-------- EXTRAIT À LIRE --------

III.             Question 1 : La SAI a-t-elle traité Mme Alacar injustement?

[8]               Mme Alacar soutient que la SAI ne lui a pas donné la chance d’expliquer pourquoi elle ne s’est pas renseignée sur le parrainage au cours des 13 dernières années.

[9]               Je ne suis pas d’accord. La SAI lui a donné l’occasion d’aborder la question.

[10]           Mme Alacar a été mise au courant de cette préoccupation par la SAI. À l’audience, la SAI lui a demandé pourquoi elle n’avait pas tenté de le parrainer auparavant. En réponse, Mme Alacar a expliqué qu’elle avait mal compris les exigences en matière de revenus, selon les propos de sa famille. La réponse de M. Alacar était similaire. Il n’y a rien d’injuste dans la manière que la SAI les a traités.

IV.             Question 2 : La décision de la SAI était-elle déraisonnable?

[11]           Mme Alacar soutient que la SAI a tiré de nombreuses conclusions déraisonnables avant de décider qu’elle n’avait pas prouvé l’existence d’un véritable lien affectif parent-enfant avec son fils. Il s’agit notamment des points ci-dessous.

--------

■ **À FAIRE**
Prolongez l'extrait ci-dessus sur le recours de Mme Alacar contre la décision de la SAI, en reprenant juste après sa dernière phrase.

-------- DONNÉES FOURNIES --------

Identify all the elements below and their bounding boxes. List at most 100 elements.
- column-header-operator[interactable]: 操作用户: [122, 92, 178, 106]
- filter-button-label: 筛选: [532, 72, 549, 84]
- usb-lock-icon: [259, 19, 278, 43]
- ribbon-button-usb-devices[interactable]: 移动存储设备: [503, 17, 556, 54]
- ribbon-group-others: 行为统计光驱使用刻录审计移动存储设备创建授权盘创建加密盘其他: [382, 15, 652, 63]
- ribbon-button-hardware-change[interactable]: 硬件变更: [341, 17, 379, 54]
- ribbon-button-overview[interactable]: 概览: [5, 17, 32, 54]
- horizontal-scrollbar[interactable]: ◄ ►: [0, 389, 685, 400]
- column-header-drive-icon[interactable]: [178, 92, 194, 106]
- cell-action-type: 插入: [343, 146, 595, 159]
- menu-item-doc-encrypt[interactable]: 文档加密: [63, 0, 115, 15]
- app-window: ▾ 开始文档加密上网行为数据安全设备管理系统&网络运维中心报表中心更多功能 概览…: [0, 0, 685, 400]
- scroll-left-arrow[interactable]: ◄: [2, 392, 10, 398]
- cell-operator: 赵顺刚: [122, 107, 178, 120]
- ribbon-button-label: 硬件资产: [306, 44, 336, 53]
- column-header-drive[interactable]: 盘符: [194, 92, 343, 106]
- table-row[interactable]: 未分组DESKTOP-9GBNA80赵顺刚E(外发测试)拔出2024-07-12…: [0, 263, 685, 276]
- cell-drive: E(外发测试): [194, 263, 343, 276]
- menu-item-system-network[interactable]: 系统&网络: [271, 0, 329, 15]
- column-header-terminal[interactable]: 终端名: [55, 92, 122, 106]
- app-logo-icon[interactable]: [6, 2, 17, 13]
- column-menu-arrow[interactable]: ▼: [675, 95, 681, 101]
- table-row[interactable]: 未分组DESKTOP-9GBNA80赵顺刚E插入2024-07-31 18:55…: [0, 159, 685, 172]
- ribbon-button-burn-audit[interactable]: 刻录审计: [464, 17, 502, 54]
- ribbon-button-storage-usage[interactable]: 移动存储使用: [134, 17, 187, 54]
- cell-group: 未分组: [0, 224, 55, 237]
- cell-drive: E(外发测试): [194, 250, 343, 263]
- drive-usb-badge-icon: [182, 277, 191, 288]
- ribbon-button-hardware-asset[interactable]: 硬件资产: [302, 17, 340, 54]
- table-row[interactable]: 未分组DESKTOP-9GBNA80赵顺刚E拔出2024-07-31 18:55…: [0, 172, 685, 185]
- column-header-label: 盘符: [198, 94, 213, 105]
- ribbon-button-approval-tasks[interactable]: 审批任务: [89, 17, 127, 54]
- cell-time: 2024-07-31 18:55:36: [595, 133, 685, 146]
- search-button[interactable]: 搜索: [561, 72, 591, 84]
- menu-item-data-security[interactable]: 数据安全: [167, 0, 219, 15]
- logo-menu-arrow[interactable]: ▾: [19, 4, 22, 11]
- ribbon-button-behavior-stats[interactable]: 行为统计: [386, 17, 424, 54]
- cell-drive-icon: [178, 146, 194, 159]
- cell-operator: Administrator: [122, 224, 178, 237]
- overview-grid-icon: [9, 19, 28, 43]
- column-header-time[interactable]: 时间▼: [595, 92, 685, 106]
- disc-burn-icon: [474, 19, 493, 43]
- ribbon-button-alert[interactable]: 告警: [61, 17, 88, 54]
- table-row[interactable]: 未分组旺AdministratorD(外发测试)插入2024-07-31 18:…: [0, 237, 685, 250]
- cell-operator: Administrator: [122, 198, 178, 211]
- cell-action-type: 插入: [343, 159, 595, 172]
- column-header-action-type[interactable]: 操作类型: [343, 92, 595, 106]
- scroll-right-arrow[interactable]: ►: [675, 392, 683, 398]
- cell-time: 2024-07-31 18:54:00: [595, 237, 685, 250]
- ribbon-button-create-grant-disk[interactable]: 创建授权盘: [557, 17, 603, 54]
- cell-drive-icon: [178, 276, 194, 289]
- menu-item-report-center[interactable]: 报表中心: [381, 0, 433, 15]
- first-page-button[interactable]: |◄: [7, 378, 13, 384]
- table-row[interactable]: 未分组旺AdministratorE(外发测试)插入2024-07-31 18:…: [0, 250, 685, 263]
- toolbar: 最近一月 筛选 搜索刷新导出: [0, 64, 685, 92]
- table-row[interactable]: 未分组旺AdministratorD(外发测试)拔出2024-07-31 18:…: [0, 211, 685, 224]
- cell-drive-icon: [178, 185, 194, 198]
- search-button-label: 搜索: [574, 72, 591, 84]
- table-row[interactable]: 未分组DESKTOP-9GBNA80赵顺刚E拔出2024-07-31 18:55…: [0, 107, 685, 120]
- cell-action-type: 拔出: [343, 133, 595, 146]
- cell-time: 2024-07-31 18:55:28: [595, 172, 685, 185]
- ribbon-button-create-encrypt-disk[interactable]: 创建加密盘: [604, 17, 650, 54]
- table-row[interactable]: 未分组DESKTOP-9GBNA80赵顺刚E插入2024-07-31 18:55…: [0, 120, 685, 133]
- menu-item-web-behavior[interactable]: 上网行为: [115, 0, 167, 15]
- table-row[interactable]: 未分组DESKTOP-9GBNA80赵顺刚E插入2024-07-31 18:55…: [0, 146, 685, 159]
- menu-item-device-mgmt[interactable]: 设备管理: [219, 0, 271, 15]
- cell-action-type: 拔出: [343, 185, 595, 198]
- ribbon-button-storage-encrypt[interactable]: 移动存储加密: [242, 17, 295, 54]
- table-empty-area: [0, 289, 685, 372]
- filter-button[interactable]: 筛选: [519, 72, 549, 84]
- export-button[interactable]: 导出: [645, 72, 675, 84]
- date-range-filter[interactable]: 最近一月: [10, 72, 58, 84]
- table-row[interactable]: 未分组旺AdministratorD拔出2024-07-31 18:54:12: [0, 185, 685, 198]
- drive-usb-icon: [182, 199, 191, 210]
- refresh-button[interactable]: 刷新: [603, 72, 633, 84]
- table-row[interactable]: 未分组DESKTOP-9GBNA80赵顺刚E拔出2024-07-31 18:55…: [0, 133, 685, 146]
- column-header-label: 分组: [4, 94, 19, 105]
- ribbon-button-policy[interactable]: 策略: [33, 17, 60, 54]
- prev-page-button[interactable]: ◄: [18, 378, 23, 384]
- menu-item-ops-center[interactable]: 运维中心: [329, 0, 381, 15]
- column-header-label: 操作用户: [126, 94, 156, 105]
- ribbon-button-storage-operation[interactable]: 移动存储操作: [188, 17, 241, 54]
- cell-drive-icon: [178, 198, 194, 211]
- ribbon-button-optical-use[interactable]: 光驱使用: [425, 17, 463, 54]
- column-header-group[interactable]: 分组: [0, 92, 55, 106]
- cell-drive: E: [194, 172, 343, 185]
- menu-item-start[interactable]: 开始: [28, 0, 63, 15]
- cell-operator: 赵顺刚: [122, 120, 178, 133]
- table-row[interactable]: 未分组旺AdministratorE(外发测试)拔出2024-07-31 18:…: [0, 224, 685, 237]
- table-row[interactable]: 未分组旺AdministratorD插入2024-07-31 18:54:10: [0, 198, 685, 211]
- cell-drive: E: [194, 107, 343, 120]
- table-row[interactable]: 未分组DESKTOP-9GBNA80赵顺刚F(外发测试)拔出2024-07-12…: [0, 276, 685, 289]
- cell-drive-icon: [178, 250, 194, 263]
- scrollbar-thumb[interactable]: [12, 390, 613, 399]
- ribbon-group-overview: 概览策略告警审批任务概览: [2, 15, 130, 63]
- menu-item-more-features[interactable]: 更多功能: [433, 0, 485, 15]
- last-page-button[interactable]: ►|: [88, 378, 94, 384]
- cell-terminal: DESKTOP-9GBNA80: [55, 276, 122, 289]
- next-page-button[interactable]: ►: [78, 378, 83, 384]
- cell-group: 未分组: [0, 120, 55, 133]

--------

■ **RÉPONSE**
         Mme Alacar n’avait aucune raison d’envisager une adoption officielle avant de découvrir cette exigence lorsque le visa de son fils a été refusé en 1999.

         Il n’était donc pas nécessaire qu’elle demeure aux Philippines pour conclure le processus d’adoption avant son départ pour le Canada.

         L’explication de Mme Alacar quant au délai de 13 ans était authentique, et la SAI n’a tiré aucune conclusion défavorable relative à sa crédibilité. Cette dernière a tout simplement jugé l’explication invraisemblable, mais elle ne pourrait tirer cette conclusion que dans les cas les plus clairs. Mme Alacar maintient que ce n’était pas justifié dans son cas.

         La SAI n’a pas tenu compte du manque de sophistication de Mme Alacar, ni de ses ressources et moyens limités. Dans cette optique, son comportement correspond à celui d’un parent entretenant un lien affectif parent-enfant.

[12]           Je ne suis pas d’accord avec les arguments de Mme Alacar.

[13]           Les préoccupations de la SAI concernant le retard de la demande de parrainage et l’explication de Mme Alacar quant au fait qu’elle n’a présenté aucune demande antérieure se rapportaient à l’authenticité et ses conclusions n’étaient pas déraisonnables. En outre, les éléments de preuve n’appuient pas les arguments de Mme Alacar supposant un manque de sophistication; son mari est pasteur, et il a fait trois ans d’études en ingénierie.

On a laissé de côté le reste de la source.